### Exercise material

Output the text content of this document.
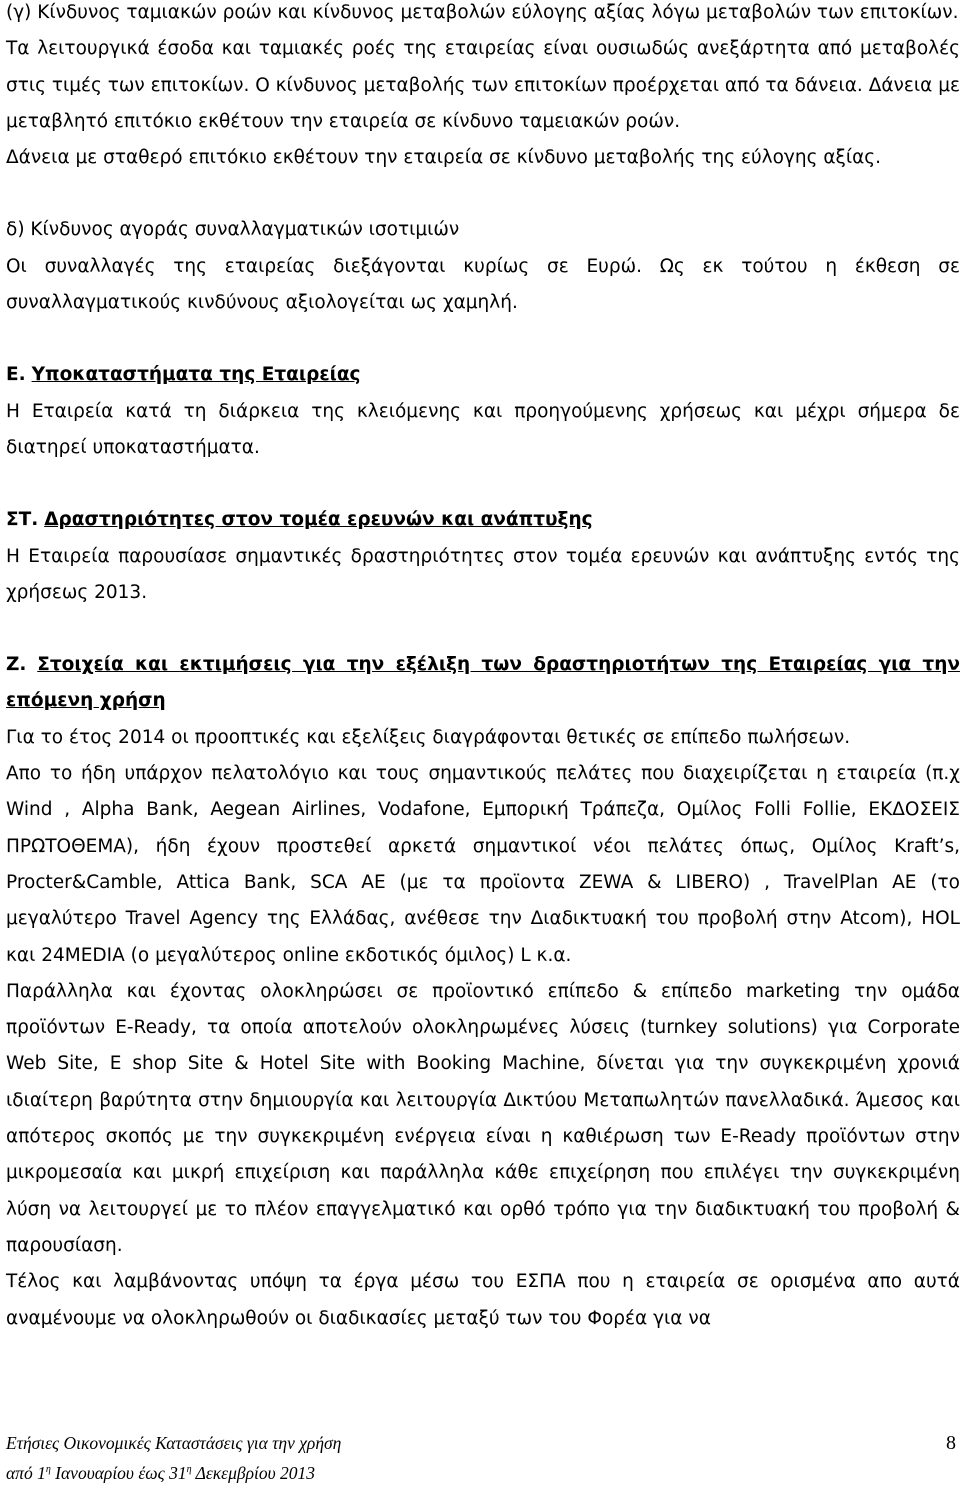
(γ) Κίνδυνος ταμιακών ροών και κίνδυνος μεταβολών εύλογης αξίας λόγω μεταβολών των επιτοκίων.

Τα λειτουργικά έσοδα και ταμιακές ροές της εταιρείας είναι ουσιωδώς ανεξάρτητα από μεταβολές στις τιμές των επιτοκίων. Ο κίνδυνος μεταβολής των επιτοκίων προέρχεται από τα δάνεια. Δάνεια με μεταβλητό επιτόκιο εκθέτουν την εταιρεία σε κίνδυνο ταμειακών ροών.

Δάνεια με σταθερό επιτόκιο εκθέτουν την εταιρεία σε κίνδυνο μεταβολής της εύλογης αξίας.

δ) Κίνδυνος αγοράς συναλλαγματικών ισοτιμιών

Οι συναλλαγές της εταιρείας διεξάγονται κυρίως σε Ευρώ. Ως εκ τούτου η έκθεση σε συναλλαγματικούς κινδύνους αξιολογείται ως χαμηλή.

Ε. Υποκαταστήματα της Εταιρείας

Η Εταιρεία κατά τη διάρκεια της κλειόμενης και προηγούμενης χρήσεως και μέχρι σήμερα δε διατηρεί υποκαταστήματα.

ΣΤ. Δραστηριότητες στον τομέα ερευνών και ανάπτυξης

Η Εταιρεία παρουσίασε σημαντικές δραστηριότητες στον τομέα ερευνών και ανάπτυξης εντός της χρήσεως 2013.

Ζ. Στοιχεία και εκτιμήσεις για την εξέλιξη των δραστηριοτήτων της Εταιρείας για την επόμενη χρήση

Για το έτος 2014 οι προοπτικές και εξελίξεις διαγράφονται θετικές σε επίπεδο πωλήσεων.

Απο το ήδη υπάρχον πελατολόγιο και τους σημαντικούς πελάτες που διαχειρίζεται η εταιρεία (π.χ Wind , Alpha Bank, Aegean Airlines, Vodafone, Εμπορική Τράπεζα, Ομίλος Folli Follie, ΕΚΔΟΣΕΙΣ ΠΡΩΤΟΘΕΜΑ), ήδη έχουν προστεθεί αρκετά σημαντικοί νέοι πελάτες όπως, Ομίλος Kraft’s, Procter&Camble, Attica Bank, SCA AE (με τα προϊοντα ZEWA & LIBERO) , TravelPlan AE (το μεγαλύτερο Travel Agency της Ελλάδας, ανέθεσε την Διαδικτυακή του προβολή στην Atcom), HOL και 24MEDIA (ο μεγαλύτερος online εκδοτικός όμιλος) L κ.α.

Παράλληλα και έχοντας ολοκληρώσει σε προϊοντικό επίπεδο & επίπεδο marketing την ομάδα προϊόντων E-Ready, τα οποία αποτελούν ολοκληρωμένες λύσεις (turnkey solutions) για Corporate Web Site, E shop Site & Hotel Site with Booking Machine, δίνεται για την συγκεκριμένη χρονιά ιδιαίτερη βαρύτητα στην δημιουργία και λειτουργία Δικτύου Μεταπωλητών πανελλαδικά. Άμεσος και απότερος σκοπός με την συγκεκριμένη ενέργεια είναι η καθιέρωση των E-Ready προϊόντων στην μικρομεσαία και μικρή επιχείριση και παράλληλα κάθε επιχείρηση που επιλέγει την συγκεκριμένη λύση να λειτουργεί με το πλέον επαγγελματικό και ορθό τρόπο για την διαδικτυακή του προβολή & παρουσίαση.

Τέλος και λαμβάνοντας υπόψη τα έργα μέσω του ΕΣΠΑ που η εταιρεία σε ορισμένα απο αυτά αναμένουμε να ολοκληρωθούν οι διαδικασίες μεταξύ των του Φορέα για να

Ετήσιες Οικονομικές Καταστάσεις για την χρήση
από $1^\eta$ Ιανουαρίου έως $31^\eta$ Δεκεμβρίου 2013
8
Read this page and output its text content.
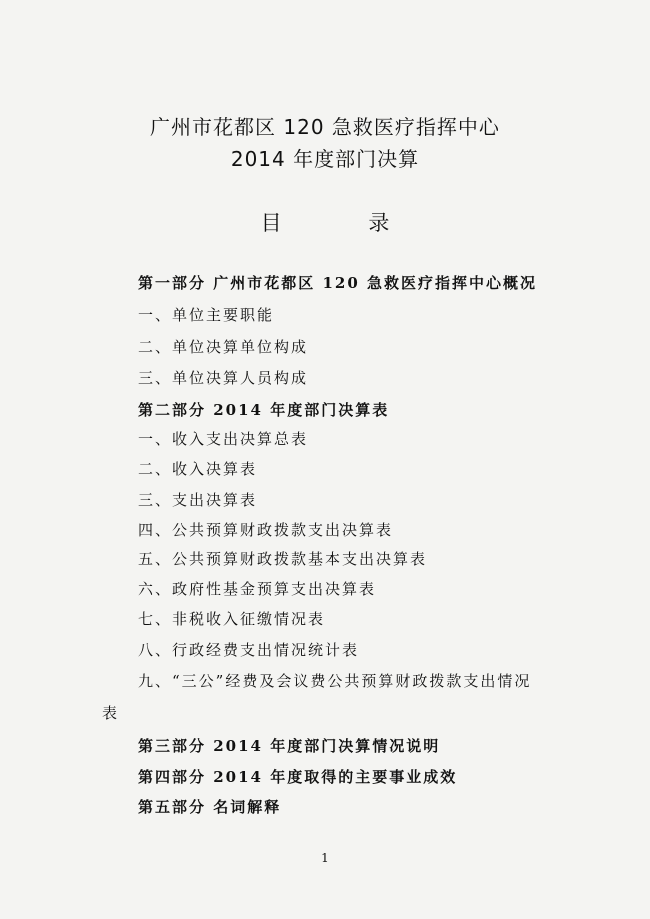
广州市花都区 120 急救医疗指挥中心
2014 年度部门决算
目 录
第一部分 广州市花都区 120 急救医疗指挥中心概况
一、单位主要职能
二、单位决算单位构成
三、单位决算人员构成
第二部分 2014 年度部门决算表
一、收入支出决算总表
二、收入决算表
三、支出决算表
四、公共预算财政拨款支出决算表
五、公共预算财政拨款基本支出决算表
六、政府性基金预算支出决算表
七、非税收入征缴情况表
八、行政经费支出情况统计表
九、“三公”经费及会议费公共预算财政拨款支出情况
表
第三部分 2014 年度部门决算情况说明
第四部分 2014 年度取得的主要事业成效
第五部分 名词解释
1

### Goal of the exercise
From the line containing "Read this page and output its text content." through the last line of the records, both included, output those lines exactly and nothing else; skip the pictures.

### Output of the task
Read this page and output its text content.
广州市花都区 120 急救医疗指挥中心
2014 年度部门决算
目 录
第一部分 广州市花都区 120 急救医疗指挥中心概况
一、单位主要职能
二、单位决算单位构成
三、单位决算人员构成
第二部分 2014 年度部门决算表
一、收入支出决算总表
二、收入决算表
三、支出决算表
四、公共预算财政拨款支出决算表
五、公共预算财政拨款基本支出决算表
六、政府性基金预算支出决算表
七、非税收入征缴情况表
八、行政经费支出情况统计表
九、“三公”经费及会议费公共预算财政拨款支出情况
表
第三部分 2014 年度部门决算情况说明
第四部分 2014 年度取得的主要事业成效
第五部分 名词解释
1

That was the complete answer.